:: EXCERPTED DATA ::
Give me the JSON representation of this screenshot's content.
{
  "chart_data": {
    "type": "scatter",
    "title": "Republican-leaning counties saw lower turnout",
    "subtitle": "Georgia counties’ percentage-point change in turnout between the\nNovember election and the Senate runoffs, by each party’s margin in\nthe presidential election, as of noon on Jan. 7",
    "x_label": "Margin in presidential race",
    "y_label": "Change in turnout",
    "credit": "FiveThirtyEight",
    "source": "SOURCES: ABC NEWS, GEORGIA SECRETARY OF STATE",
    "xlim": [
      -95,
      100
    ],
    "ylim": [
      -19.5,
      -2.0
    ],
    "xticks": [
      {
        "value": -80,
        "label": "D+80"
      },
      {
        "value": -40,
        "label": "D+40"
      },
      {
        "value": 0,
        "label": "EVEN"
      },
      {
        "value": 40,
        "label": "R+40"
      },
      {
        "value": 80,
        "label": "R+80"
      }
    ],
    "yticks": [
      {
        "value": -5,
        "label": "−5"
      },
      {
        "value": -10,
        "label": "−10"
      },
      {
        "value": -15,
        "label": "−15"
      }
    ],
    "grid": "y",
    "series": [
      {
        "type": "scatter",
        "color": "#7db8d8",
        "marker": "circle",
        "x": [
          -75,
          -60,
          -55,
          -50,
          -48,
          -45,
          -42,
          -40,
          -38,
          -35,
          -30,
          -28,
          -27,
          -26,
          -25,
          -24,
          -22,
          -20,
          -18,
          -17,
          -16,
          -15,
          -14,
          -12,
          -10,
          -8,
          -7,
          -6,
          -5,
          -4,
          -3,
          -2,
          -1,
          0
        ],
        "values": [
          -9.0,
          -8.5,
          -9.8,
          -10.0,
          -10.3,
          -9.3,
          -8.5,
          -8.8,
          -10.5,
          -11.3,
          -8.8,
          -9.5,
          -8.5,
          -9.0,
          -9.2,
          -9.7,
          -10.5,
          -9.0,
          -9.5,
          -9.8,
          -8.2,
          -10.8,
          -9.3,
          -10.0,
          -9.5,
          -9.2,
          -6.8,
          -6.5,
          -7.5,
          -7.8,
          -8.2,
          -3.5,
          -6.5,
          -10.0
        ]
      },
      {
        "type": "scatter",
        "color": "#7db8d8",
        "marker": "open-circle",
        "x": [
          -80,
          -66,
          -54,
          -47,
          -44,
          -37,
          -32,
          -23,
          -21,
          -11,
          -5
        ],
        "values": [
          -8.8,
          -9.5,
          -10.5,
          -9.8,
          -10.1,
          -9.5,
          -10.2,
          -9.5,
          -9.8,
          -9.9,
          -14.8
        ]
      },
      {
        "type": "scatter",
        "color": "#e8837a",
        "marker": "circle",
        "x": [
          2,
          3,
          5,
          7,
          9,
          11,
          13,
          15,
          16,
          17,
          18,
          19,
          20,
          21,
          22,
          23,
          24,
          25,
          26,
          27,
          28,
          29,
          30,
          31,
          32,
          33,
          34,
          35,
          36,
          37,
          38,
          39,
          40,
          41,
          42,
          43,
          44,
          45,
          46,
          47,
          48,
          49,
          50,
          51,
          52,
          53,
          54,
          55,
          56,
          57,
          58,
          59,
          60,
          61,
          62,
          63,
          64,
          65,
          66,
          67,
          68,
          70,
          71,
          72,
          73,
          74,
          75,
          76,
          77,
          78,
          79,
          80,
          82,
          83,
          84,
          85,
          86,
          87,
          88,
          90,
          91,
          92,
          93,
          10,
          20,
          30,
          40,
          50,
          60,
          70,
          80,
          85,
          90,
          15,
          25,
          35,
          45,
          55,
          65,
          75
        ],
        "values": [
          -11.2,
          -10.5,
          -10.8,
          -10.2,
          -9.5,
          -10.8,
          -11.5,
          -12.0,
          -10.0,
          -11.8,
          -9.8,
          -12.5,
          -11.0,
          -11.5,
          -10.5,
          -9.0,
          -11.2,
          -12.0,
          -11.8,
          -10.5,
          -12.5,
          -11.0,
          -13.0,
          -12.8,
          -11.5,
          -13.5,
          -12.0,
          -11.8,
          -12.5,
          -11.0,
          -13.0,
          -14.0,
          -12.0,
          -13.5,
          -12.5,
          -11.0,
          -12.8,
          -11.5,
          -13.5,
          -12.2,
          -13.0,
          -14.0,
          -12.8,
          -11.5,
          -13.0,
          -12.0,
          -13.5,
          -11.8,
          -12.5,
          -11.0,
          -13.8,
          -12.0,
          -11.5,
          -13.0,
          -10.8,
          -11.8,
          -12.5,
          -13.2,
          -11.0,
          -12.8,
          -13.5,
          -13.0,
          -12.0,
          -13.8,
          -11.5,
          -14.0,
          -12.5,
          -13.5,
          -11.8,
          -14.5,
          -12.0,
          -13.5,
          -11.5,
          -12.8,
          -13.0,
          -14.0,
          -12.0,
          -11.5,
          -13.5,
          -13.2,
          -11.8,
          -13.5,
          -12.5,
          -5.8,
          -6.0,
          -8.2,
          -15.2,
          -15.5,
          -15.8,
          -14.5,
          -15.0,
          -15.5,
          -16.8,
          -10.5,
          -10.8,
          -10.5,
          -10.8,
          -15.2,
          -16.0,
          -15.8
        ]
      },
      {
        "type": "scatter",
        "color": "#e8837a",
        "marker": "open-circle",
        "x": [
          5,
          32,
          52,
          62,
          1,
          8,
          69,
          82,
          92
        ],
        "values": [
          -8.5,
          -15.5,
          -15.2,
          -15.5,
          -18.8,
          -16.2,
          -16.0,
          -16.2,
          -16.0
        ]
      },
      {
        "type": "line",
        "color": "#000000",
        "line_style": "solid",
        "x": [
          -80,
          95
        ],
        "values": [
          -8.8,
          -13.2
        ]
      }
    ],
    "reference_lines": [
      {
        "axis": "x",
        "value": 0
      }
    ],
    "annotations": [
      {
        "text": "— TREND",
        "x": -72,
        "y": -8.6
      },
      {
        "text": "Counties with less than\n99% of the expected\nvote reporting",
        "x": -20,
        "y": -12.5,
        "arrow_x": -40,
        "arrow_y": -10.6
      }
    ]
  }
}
:::
Return all of the entries exactly as written.

EXERCISE RESPONSE —
Give me the JSON representation of this screenshot's content.
{
  "chart_data": {
    "type": "scatter",
    "title": "Republican-leaning counties saw lower turnout",
    "subtitle": "Georgia counties’ percentage-point change in turnout between the\nNovember election and the Senate runoffs, by each party’s margin in\nthe presidential election, as of noon on Jan. 7",
    "x_label": "Margin in presidential race",
    "y_label": "Change in turnout",
    "credit": "FiveThirtyEight",
    "source": "SOURCES: ABC NEWS, GEORGIA SECRETARY OF STATE",
    "xlim": [
      -95,
      100
    ],
    "ylim": [
      -19.5,
      -2.0
    ],
    "xticks": [
      {
        "value": -80,
        "label": "D+80"
      },
      {
        "value": -40,
        "label": "D+40"
      },
      {
        "value": 0,
        "label": "EVEN"
      },
      {
        "value": 40,
        "label": "R+40"
      },
      {
        "value": 80,
        "label": "R+80"
      }
    ],
    "yticks": [
      {
        "value": -5,
        "label": "−5"
      },
      {
        "value": -10,
        "label": "−10"
      },
      {
        "value": -15,
        "label": "−15"
      }
    ],
    "grid": "y",
    "series": [
      {
        "type": "scatter",
        "color": "#7db8d8",
        "marker": "circle",
        "x": [
          -75,
          -60,
          -55,
          -50,
          -48,
          -45,
          -42,
          -40,
          -38,
          -35,
          -30,
          -28,
          -27,
          -26,
          -25,
          -24,
          -22,
          -20,
          -18,
          -17,
          -16,
          -15,
          -14,
          -12,
          -10,
          -8,
          -7,
          -6,
          -5,
          -4,
          -3,
          -2,
          -1,
          0
        ],
        "values": [
          -9.0,
          -8.5,
          -9.8,
          -10.0,
          -10.3,
          -9.3,
          -8.5,
          -8.8,
          -10.5,
          -11.3,
          -8.8,
          -9.5,
          -8.5,
          -9.0,
          -9.2,
          -9.7,
          -10.5,
          -9.0,
          -9.5,
          -9.8,
          -8.2,
          -10.8,
          -9.3,
          -10.0,
          -9.5,
          -9.2,
          -6.8,
          -6.5,
          -7.5,
          -7.8,
          -8.2,
          -3.5,
          -6.5,
          -10.0
        ]
      },
      {
        "type": "scatter",
        "color": "#7db8d8",
        "marker": "open-circle",
        "x": [
          -80,
          -66,
          -54,
          -47,
          -44,
          -37,
          -32,
          -23,
          -21,
          -11,
          -5
        ],
        "values": [
          -8.8,
          -9.5,
          -10.5,
          -9.8,
          -10.1,
          -9.5,
          -10.2,
          -9.5,
          -9.8,
          -9.9,
          -14.8
        ]
      },
      {
        "type": "scatter",
        "color": "#e8837a",
        "marker": "circle",
        "x": [
          2,
          3,
          5,
          7,
          9,
          11,
          13,
          15,
          16,
          17,
          18,
          19,
          20,
          21,
          22,
          23,
          24,
          25,
          26,
          27,
          28,
          29,
          30,
          31,
          32,
          33,
          34,
          35,
          36,
          37,
          38,
          39,
          40,
          41,
          42,
          43,
          44,
          45,
          46,
          47,
          48,
          49,
          50,
          51,
          52,
          53,
          54,
          55,
          56,
          57,
          58,
          59,
          60,
          61,
          62,
          63,
          64,
          65,
          66,
          67,
          68,
          70,
          71,
          72,
          73,
          74,
          75,
          76,
          77,
          78,
          79,
          80,
          82,
          83,
          84,
          85,
          86,
          87,
          88,
          90,
          91,
          92,
          93,
          10,
          20,
          30,
          40,
          50,
          60,
          70,
          80,
          85,
          90,
          15,
          25,
          35,
          45,
          55,
          65,
          75
        ],
        "values": [
          -11.2,
          -10.5,
          -10.8,
          -10.2,
          -9.5,
          -10.8,
          -11.5,
          -12.0,
          -10.0,
          -11.8,
          -9.8,
          -12.5,
          -11.0,
          -11.5,
          -10.5,
          -9.0,
          -11.2,
          -12.0,
          -11.8,
          -10.5,
          -12.5,
          -11.0,
          -13.0,
          -12.8,
          -11.5,
          -13.5,
          -12.0,
          -11.8,
          -12.5,
          -11.0,
          -13.0,
          -14.0,
          -12.0,
          -13.5,
          -12.5,
          -11.0,
          -12.8,
          -11.5,
          -13.5,
          -12.2,
          -13.0,
          -14.0,
          -12.8,
          -11.5,
          -13.0,
          -12.0,
          -13.5,
          -11.8,
          -12.5,
          -11.0,
          -13.8,
          -12.0,
          -11.5,
          -13.0,
          -10.8,
          -11.8,
          -12.5,
          -13.2,
          -11.0,
          -12.8,
          -13.5,
          -13.0,
          -12.0,
          -13.8,
          -11.5,
          -14.0,
          -12.5,
          -13.5,
          -11.8,
          -14.5,
          -12.0,
          -13.5,
          -11.5,
          -12.8,
          -13.0,
          -14.0,
          -12.0,
          -11.5,
          -13.5,
          -13.2,
          -11.8,
          -13.5,
          -12.5,
          -5.8,
          -6.0,
          -8.2,
          -15.2,
          -15.5,
          -15.8,
          -14.5,
          -15.0,
          -15.5,
          -16.8,
          -10.5,
          -10.8,
          -10.5,
          -10.8,
          -15.2,
          -16.0,
          -15.8
        ]
      },
      {
        "type": "scatter",
        "color": "#e8837a",
        "marker": "open-circle",
        "x": [
          5,
          32,
          52,
          62,
          1,
          8,
          69,
          82,
          92
        ],
        "values": [
          -8.5,
          -15.5,
          -15.2,
          -15.5,
          -18.8,
          -16.2,
          -16.0,
          -16.2,
          -16.0
        ]
      },
      {
        "type": "line",
        "color": "#000000",
        "line_style": "solid",
        "x": [
          -80,
          95
        ],
        "values": [
          -8.8,
          -13.2
        ]
      }
    ],
    "reference_lines": [
      {
        "axis": "x",
        "value": 0
      }
    ],
    "annotations": [
      {
        "text": "— TREND",
        "x": -72,
        "y": -8.6
      },
      {
        "text": "Counties with less than\n99% of the expected\nvote reporting",
        "x": -20,
        "y": -12.5,
        "arrow_x": -40,
        "arrow_y": -10.6
      }
    ]
  }
}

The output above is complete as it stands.